== EXERCISE REQUIREMENTS ==
Skip the pictures and repeat each line of the data exactly.

▬▬▬

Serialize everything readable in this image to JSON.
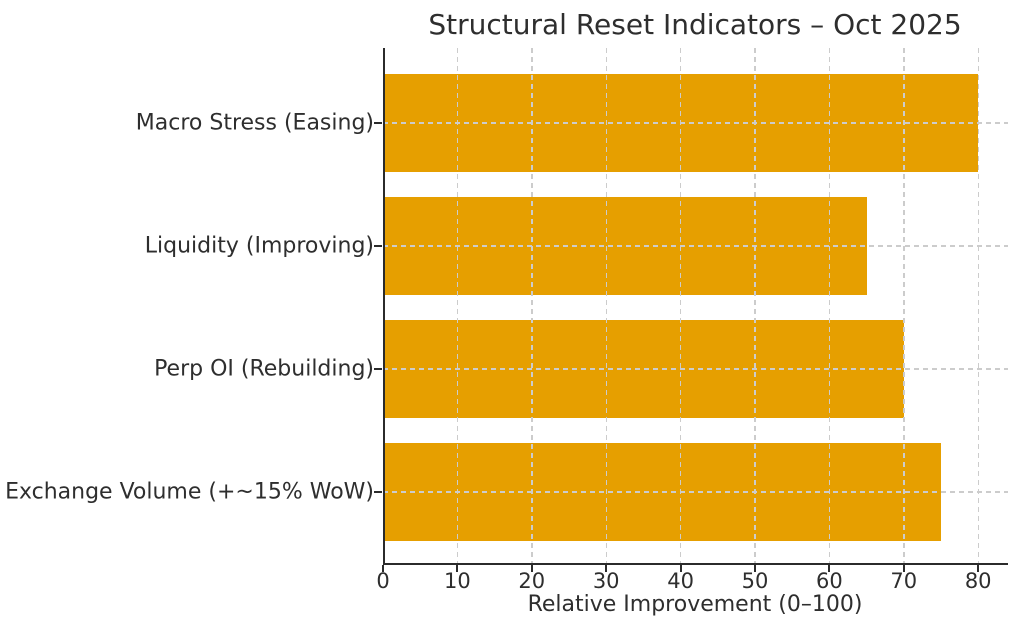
{
  "chart_data": {
    "type": "bar",
    "orientation": "horizontal",
    "title": "Structural Reset Indicators – Oct 2025",
    "categories": [
      "Macro Stress (Easing)",
      "Liquidity (Improving)",
      "Perp OI (Rebuilding)",
      "Exchange Volume (+~15% WoW)"
    ],
    "values": [
      80,
      65,
      70,
      75
    ],
    "xlabel": "Relative Improvement (0–100)",
    "ylabel": "",
    "xticks": [
      0,
      10,
      20,
      30,
      40,
      50,
      60,
      70,
      80
    ],
    "xlim": [
      0,
      84
    ],
    "grid": true,
    "grid_style": "dashed",
    "legend": "none",
    "colors": {
      "bar": "#E69F00",
      "grid": "#cccccc",
      "axis": "#2b2b2b",
      "text": "#2e2e2e",
      "background": "#ffffff"
    }
  }
}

▬▬▬

== TASK SOLUTION ==
Serialize everything readable in this image to JSON.
{
  "chart_data": {
    "type": "bar",
    "orientation": "horizontal",
    "title": "Structural Reset Indicators – Oct 2025",
    "categories": [
      "Macro Stress (Easing)",
      "Liquidity (Improving)",
      "Perp OI (Rebuilding)",
      "Exchange Volume (+~15% WoW)"
    ],
    "values": [
      80,
      65,
      70,
      75
    ],
    "xlabel": "Relative Improvement (0–100)",
    "ylabel": "",
    "xticks": [
      0,
      10,
      20,
      30,
      40,
      50,
      60,
      70,
      80
    ],
    "xlim": [
      0,
      84
    ],
    "grid": true,
    "grid_style": "dashed",
    "legend": "none",
    "colors": {
      "bar": "#E69F00",
      "grid": "#cccccc",
      "axis": "#2b2b2b",
      "text": "#2e2e2e",
      "background": "#ffffff"
    }
  }
}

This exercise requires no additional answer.